» Problem details
State the number of lines, and only that number, in which the word "xlabel" appears.

» Data rows
==============================

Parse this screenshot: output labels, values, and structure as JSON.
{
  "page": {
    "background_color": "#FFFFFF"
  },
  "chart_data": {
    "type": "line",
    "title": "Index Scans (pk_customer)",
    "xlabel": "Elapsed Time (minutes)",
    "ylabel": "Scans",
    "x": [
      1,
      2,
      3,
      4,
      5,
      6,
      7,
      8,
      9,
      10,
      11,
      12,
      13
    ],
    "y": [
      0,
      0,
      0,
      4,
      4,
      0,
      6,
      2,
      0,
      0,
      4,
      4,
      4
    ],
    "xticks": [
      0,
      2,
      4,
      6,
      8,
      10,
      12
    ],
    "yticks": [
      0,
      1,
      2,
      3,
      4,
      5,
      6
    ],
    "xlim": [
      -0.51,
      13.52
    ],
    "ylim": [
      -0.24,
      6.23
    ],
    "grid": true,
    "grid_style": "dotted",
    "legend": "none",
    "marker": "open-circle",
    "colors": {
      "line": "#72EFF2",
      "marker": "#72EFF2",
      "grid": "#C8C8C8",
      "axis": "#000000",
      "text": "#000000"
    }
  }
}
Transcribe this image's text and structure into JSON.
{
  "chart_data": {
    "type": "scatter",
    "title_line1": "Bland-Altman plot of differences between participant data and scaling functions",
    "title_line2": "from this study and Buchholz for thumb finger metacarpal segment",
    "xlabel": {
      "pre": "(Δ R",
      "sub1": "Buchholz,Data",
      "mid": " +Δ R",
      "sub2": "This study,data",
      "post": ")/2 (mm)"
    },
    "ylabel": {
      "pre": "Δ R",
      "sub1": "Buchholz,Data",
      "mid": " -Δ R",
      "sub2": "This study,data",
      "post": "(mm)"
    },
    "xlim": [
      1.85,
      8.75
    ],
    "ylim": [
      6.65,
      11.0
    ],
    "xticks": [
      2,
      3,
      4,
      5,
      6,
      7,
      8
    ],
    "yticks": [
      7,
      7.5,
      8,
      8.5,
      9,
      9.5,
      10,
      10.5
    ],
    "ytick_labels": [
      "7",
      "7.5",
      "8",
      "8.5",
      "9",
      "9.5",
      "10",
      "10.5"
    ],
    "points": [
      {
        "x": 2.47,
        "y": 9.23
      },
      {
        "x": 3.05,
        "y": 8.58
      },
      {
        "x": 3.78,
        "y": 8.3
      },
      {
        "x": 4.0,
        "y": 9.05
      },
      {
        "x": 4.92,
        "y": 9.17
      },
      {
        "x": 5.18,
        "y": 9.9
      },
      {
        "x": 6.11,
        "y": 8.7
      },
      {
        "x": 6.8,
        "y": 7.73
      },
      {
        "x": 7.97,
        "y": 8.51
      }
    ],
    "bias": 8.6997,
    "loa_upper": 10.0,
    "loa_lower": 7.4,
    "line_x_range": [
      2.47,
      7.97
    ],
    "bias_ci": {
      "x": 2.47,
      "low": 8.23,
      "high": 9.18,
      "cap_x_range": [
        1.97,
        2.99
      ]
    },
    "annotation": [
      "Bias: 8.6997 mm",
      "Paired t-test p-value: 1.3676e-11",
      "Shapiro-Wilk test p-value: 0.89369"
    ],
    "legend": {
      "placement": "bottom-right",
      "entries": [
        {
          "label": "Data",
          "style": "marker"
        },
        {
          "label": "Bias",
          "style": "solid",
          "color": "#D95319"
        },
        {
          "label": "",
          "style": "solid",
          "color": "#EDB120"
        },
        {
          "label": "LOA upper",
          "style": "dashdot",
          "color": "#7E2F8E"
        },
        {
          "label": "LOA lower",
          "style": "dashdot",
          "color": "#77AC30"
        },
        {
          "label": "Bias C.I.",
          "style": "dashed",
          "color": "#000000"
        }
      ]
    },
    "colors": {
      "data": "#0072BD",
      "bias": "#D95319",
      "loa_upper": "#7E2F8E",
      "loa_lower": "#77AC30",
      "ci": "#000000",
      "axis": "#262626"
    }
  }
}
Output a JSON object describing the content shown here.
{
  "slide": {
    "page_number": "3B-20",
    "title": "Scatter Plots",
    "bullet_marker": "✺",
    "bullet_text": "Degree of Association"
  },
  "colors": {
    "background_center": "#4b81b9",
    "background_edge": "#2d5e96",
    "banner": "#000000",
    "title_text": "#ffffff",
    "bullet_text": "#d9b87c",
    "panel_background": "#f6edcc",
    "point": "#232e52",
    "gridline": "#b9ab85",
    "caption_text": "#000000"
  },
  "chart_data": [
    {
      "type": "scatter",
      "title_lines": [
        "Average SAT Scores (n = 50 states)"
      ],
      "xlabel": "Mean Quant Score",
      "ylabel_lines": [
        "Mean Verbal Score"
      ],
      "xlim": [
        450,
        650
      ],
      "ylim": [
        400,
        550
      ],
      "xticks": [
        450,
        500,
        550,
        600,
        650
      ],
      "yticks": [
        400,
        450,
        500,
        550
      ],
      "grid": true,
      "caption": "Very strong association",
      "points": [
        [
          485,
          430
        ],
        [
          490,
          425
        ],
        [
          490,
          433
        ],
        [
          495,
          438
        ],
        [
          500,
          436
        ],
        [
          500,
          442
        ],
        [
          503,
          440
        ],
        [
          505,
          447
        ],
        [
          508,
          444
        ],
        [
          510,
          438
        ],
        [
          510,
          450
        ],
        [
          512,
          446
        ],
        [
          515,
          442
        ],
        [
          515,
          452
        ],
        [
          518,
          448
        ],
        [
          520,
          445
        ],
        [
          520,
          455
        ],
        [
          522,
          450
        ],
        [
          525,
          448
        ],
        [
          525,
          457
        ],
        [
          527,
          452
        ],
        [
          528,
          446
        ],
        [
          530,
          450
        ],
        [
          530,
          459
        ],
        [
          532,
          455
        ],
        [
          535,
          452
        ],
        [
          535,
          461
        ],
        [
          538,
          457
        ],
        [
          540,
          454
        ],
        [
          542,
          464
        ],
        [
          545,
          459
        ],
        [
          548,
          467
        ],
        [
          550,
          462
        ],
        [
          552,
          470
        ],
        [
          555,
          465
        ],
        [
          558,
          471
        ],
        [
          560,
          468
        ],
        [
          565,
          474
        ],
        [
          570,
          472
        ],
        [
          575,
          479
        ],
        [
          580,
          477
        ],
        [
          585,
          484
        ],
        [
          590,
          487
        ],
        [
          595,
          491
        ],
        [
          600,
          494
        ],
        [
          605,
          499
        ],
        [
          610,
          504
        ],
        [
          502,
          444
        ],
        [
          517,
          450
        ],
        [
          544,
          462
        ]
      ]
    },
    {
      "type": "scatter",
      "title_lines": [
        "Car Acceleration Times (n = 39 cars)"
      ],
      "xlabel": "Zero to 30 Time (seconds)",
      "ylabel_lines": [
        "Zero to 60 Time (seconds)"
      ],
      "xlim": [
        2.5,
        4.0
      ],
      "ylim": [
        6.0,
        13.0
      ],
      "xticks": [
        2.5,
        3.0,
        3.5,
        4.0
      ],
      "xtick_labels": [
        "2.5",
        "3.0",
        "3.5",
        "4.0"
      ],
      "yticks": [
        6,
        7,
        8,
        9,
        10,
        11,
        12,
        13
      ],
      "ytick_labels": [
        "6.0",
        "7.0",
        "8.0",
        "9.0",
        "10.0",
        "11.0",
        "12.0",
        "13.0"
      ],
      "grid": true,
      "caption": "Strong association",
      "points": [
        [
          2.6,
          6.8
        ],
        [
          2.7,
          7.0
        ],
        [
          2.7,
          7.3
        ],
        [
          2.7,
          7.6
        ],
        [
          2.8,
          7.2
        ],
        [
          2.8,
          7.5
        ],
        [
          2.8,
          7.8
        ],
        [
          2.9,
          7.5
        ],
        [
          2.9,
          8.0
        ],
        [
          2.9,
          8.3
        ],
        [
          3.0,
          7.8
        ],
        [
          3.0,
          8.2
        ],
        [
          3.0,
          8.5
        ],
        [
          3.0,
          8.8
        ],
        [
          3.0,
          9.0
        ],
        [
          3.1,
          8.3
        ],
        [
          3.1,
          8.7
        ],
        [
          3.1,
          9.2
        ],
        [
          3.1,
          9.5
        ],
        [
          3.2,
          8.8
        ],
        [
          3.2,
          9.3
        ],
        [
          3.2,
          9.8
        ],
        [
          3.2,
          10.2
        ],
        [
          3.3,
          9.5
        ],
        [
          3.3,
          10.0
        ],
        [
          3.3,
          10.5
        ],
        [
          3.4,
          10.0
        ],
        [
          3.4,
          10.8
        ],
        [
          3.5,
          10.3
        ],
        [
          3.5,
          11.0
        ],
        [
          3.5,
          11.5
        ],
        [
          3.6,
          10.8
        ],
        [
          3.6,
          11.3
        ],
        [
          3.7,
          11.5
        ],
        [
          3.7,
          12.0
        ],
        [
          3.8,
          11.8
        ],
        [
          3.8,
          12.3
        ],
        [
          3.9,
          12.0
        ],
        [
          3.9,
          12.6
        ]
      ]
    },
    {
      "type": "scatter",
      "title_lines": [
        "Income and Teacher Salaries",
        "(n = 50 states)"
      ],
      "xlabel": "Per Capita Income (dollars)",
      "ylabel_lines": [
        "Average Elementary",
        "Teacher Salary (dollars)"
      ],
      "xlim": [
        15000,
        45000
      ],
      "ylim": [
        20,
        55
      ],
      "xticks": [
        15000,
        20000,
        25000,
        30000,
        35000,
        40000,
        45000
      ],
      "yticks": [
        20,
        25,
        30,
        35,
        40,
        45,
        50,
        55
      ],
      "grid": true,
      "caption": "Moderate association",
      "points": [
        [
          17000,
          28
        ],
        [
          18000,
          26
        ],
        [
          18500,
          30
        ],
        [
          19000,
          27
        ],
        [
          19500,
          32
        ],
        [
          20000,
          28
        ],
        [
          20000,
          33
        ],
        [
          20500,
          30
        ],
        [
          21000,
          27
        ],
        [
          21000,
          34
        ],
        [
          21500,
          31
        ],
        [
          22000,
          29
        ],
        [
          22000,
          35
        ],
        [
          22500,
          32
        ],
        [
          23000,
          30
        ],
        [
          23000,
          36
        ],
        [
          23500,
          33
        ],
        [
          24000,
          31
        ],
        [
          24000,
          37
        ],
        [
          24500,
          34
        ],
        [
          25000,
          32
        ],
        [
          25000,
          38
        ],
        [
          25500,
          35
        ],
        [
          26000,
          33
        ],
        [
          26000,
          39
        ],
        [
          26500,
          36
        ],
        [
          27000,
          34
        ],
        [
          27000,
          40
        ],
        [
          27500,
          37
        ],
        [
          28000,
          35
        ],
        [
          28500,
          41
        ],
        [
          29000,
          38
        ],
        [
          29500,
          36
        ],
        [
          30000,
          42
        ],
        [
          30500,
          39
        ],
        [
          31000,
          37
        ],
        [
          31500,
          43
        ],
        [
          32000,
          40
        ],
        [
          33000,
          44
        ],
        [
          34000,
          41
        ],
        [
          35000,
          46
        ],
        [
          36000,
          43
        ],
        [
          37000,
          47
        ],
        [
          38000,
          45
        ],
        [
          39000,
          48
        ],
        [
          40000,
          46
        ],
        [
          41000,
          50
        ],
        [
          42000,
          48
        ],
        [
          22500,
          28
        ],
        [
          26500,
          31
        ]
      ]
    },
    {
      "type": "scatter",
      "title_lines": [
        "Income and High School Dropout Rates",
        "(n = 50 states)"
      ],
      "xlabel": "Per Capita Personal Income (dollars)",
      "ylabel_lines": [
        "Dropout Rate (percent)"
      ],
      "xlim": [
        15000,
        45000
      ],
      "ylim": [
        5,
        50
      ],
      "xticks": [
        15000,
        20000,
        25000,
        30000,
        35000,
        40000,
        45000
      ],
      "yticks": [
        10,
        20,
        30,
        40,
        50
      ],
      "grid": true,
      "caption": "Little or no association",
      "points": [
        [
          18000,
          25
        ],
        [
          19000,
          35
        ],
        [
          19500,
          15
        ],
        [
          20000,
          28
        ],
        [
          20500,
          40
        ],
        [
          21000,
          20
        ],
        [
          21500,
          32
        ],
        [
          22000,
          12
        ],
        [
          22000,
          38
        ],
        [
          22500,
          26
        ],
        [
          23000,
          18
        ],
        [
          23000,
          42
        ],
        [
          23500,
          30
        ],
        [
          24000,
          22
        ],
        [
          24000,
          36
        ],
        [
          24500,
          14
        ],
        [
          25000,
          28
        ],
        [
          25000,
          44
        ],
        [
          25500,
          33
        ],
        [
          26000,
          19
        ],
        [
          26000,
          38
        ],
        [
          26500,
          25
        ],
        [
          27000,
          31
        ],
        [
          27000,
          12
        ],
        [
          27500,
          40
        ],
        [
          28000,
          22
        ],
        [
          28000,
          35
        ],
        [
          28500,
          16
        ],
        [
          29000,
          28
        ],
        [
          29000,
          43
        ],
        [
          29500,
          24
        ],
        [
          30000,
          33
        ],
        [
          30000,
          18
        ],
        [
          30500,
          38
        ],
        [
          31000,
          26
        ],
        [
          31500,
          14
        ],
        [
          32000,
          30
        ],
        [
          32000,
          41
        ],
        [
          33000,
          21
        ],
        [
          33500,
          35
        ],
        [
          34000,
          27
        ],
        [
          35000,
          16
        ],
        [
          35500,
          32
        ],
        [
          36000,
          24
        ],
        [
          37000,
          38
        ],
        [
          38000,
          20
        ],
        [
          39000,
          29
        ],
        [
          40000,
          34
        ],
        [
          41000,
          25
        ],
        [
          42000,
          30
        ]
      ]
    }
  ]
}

==============================

» Completed exercise
6